Exercise requirements: Print all entries precisely as they are written.

Records shown:
=====
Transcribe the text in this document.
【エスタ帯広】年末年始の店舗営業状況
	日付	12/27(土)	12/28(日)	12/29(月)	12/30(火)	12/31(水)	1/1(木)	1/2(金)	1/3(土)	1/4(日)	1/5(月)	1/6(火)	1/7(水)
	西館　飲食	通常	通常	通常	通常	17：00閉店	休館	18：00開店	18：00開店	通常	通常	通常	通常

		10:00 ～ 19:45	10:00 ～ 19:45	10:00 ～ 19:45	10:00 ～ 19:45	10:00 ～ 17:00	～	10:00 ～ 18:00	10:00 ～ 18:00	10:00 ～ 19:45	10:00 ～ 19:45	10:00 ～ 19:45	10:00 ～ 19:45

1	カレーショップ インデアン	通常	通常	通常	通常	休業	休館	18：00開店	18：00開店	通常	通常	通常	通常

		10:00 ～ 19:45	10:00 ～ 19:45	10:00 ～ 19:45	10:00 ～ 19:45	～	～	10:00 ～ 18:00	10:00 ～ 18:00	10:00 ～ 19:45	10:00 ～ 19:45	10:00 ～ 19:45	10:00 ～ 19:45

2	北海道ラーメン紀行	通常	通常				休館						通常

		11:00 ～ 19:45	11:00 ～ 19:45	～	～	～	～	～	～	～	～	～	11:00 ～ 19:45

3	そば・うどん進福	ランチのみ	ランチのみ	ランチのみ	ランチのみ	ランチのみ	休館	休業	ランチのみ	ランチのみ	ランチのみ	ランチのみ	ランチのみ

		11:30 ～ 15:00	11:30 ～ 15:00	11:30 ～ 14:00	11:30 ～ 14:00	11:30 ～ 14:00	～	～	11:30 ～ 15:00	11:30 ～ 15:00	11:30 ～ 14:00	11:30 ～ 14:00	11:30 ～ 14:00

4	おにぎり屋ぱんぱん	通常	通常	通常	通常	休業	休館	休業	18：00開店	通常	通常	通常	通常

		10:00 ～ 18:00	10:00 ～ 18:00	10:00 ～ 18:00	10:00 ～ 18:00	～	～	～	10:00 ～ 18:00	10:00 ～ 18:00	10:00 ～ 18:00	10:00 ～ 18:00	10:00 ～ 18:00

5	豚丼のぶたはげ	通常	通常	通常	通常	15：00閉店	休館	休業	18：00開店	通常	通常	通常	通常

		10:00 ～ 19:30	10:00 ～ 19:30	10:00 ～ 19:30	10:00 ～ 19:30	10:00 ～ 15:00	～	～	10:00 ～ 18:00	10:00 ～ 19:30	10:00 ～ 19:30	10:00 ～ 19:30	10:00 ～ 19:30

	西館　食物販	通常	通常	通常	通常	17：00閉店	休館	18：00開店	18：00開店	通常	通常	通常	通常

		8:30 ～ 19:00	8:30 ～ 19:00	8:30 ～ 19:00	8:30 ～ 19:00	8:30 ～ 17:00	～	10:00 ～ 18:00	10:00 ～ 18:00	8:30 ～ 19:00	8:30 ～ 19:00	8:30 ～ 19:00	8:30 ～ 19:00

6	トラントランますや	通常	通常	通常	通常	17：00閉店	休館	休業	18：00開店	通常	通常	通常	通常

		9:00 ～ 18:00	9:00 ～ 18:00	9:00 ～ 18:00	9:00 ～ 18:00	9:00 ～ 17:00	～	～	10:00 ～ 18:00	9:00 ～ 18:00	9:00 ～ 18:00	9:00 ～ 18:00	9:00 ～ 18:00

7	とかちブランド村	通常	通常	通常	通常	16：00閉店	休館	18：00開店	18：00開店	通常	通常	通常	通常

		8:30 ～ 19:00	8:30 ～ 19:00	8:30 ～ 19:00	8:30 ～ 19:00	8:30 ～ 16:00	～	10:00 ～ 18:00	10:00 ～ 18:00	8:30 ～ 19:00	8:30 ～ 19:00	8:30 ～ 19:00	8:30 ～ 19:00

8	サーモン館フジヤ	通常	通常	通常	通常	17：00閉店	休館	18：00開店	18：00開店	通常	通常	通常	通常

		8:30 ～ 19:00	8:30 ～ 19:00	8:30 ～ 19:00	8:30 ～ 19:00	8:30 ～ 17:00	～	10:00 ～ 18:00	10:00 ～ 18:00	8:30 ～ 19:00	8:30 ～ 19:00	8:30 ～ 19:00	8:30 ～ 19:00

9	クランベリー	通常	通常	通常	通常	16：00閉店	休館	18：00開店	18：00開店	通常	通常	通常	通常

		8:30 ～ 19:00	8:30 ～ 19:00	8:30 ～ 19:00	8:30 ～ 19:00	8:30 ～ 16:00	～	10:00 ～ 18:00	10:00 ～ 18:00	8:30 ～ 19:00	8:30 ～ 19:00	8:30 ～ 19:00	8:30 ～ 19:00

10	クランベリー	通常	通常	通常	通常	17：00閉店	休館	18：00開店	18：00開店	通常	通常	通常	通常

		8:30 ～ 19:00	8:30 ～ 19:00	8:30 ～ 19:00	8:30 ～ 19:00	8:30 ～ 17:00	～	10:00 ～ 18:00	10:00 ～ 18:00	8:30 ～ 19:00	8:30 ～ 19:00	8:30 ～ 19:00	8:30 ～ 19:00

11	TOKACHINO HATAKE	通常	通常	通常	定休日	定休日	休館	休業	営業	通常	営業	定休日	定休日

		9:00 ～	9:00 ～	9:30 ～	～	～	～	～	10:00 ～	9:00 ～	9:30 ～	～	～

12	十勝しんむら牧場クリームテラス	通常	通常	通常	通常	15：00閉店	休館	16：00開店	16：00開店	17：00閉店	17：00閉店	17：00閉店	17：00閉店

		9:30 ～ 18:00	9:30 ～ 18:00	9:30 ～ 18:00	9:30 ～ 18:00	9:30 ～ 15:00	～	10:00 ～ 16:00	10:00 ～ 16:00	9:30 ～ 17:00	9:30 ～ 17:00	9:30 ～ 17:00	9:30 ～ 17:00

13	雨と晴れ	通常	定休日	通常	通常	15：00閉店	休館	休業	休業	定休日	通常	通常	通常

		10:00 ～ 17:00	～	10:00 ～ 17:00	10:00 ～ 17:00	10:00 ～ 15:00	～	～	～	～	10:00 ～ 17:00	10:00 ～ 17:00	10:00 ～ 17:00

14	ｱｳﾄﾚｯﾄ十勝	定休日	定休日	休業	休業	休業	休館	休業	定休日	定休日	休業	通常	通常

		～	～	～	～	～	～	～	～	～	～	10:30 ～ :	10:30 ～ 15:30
=====
Task response:
Transcribe the text in this document.
【エスタ帯広】年末年始の店舗営業状況
	日付	12/27(土)	12/28(日)	12/29(月)	12/30(火)	12/31(水)	1/1(木)	1/2(金)	1/3(土)	1/4(日)	1/5(月)	1/6(火)	1/7(水)
	西館　飲食	通常	通常	通常	通常	17：00閉店	休館	18：00開店	18：00開店	通常	通常	通常	通常

		10:00 ～ 19:45	10:00 ～ 19:45	10:00 ～ 19:45	10:00 ～ 19:45	10:00 ～ 17:00	～	10:00 ～ 18:00	10:00 ～ 18:00	10:00 ～ 19:45	10:00 ～ 19:45	10:00 ～ 19:45	10:00 ～ 19:45

1	カレーショップ インデアン	通常	通常	通常	通常	休業	休館	18：00開店	18：00開店	通常	通常	通常	通常

		10:00 ～ 19:45	10:00 ～ 19:45	10:00 ～ 19:45	10:00 ～ 19:45	～	～	10:00 ～ 18:00	10:00 ～ 18:00	10:00 ～ 19:45	10:00 ～ 19:45	10:00 ～ 19:45	10:00 ～ 19:45

2	北海道ラーメン紀行	通常	通常				休館						通常

		11:00 ～ 19:45	11:00 ～ 19:45	～	～	～	～	～	～	～	～	～	11:00 ～ 19:45

3	そば・うどん進福	ランチのみ	ランチのみ	ランチのみ	ランチのみ	ランチのみ	休館	休業	ランチのみ	ランチのみ	ランチのみ	ランチのみ	ランチのみ

		11:30 ～ 15:00	11:30 ～ 15:00	11:30 ～ 14:00	11:30 ～ 14:00	11:30 ～ 14:00	～	～	11:30 ～ 15:00	11:30 ～ 15:00	11:30 ～ 14:00	11:30 ～ 14:00	11:30 ～ 14:00

4	おにぎり屋ぱんぱん	通常	通常	通常	通常	休業	休館	休業	18：00開店	通常	通常	通常	通常

		10:00 ～ 18:00	10:00 ～ 18:00	10:00 ～ 18:00	10:00 ～ 18:00	～	～	～	10:00 ～ 18:00	10:00 ～ 18:00	10:00 ～ 18:00	10:00 ～ 18:00	10:00 ～ 18:00

5	豚丼のぶたはげ	通常	通常	通常	通常	15：00閉店	休館	休業	18：00開店	通常	通常	通常	通常

		10:00 ～ 19:30	10:00 ～ 19:30	10:00 ～ 19:30	10:00 ～ 19:30	10:00 ～ 15:00	～	～	10:00 ～ 18:00	10:00 ～ 19:30	10:00 ～ 19:30	10:00 ～ 19:30	10:00 ～ 19:30

	西館　食物販	通常	通常	通常	通常	17：00閉店	休館	18：00開店	18：00開店	通常	通常	通常	通常

		8:30 ～ 19:00	8:30 ～ 19:00	8:30 ～ 19:00	8:30 ～ 19:00	8:30 ～ 17:00	～	10:00 ～ 18:00	10:00 ～ 18:00	8:30 ～ 19:00	8:30 ～ 19:00	8:30 ～ 19:00	8:30 ～ 19:00

6	トラントランますや	通常	通常	通常	通常	17：00閉店	休館	休業	18：00開店	通常	通常	通常	通常

		9:00 ～ 18:00	9:00 ～ 18:00	9:00 ～ 18:00	9:00 ～ 18:00	9:00 ～ 17:00	～	～	10:00 ～ 18:00	9:00 ～ 18:00	9:00 ～ 18:00	9:00 ～ 18:00	9:00 ～ 18:00

7	とかちブランド村	通常	通常	通常	通常	16：00閉店	休館	18：00開店	18：00開店	通常	通常	通常	通常

		8:30 ～ 19:00	8:30 ～ 19:00	8:30 ～ 19:00	8:30 ～ 19:00	8:30 ～ 16:00	～	10:00 ～ 18:00	10:00 ～ 18:00	8:30 ～ 19:00	8:30 ～ 19:00	8:30 ～ 19:00	8:30 ～ 19:00

8	サーモン館フジヤ	通常	通常	通常	通常	17：00閉店	休館	18：00開店	18：00開店	通常	通常	通常	通常

		8:30 ～ 19:00	8:30 ～ 19:00	8:30 ～ 19:00	8:30 ～ 19:00	8:30 ～ 17:00	～	10:00 ～ 18:00	10:00 ～ 18:00	8:30 ～ 19:00	8:30 ～ 19:00	8:30 ～ 19:00	8:30 ～ 19:00

9	クランベリー	通常	通常	通常	通常	16：00閉店	休館	18：00開店	18：00開店	通常	通常	通常	通常

		8:30 ～ 19:00	8:30 ～ 19:00	8:30 ～ 19:00	8:30 ～ 19:00	8:30 ～ 16:00	～	10:00 ～ 18:00	10:00 ～ 18:00	8:30 ～ 19:00	8:30 ～ 19:00	8:30 ～ 19:00	8:30 ～ 19:00

10	クランベリー	通常	通常	通常	通常	17：00閉店	休館	18：00開店	18：00開店	通常	通常	通常	通常

		8:30 ～ 19:00	8:30 ～ 19:00	8:30 ～ 19:00	8:30 ～ 19:00	8:30 ～ 17:00	～	10:00 ～ 18:00	10:00 ～ 18:00	8:30 ～ 19:00	8:30 ～ 19:00	8:30 ～ 19:00	8:30 ～ 19:00

11	TOKACHINO HATAKE	通常	通常	通常	定休日	定休日	休館	休業	営業	通常	営業	定休日	定休日

		9:00 ～	9:00 ～	9:30 ～	～	～	～	～	10:00 ～	9:00 ～	9:30 ～	～	～

12	十勝しんむら牧場クリームテラス	通常	通常	通常	通常	15：00閉店	休館	16：00開店	16：00開店	17：00閉店	17：00閉店	17：00閉店	17：00閉店

		9:30 ～ 18:00	9:30 ～ 18:00	9:30 ～ 18:00	9:30 ～ 18:00	9:30 ～ 15:00	～	10:00 ～ 16:00	10:00 ～ 16:00	9:30 ～ 17:00	9:30 ～ 17:00	9:30 ～ 17:00	9:30 ～ 17:00

13	雨と晴れ	通常	定休日	通常	通常	15：00閉店	休館	休業	休業	定休日	通常	通常	通常

		10:00 ～ 17:00	～	10:00 ～ 17:00	10:00 ～ 17:00	10:00 ～ 15:00	～	～	～	～	10:00 ～ 17:00	10:00 ～ 17:00	10:00 ～ 17:00

14	ｱｳﾄﾚｯﾄ十勝	定休日	定休日	休業	休業	休業	休館	休業	定休日	定休日	休業	通常	通常

		～	～	～	～	～	～	～	～	～	～	10:30 ～ :	10:30 ～ 15:30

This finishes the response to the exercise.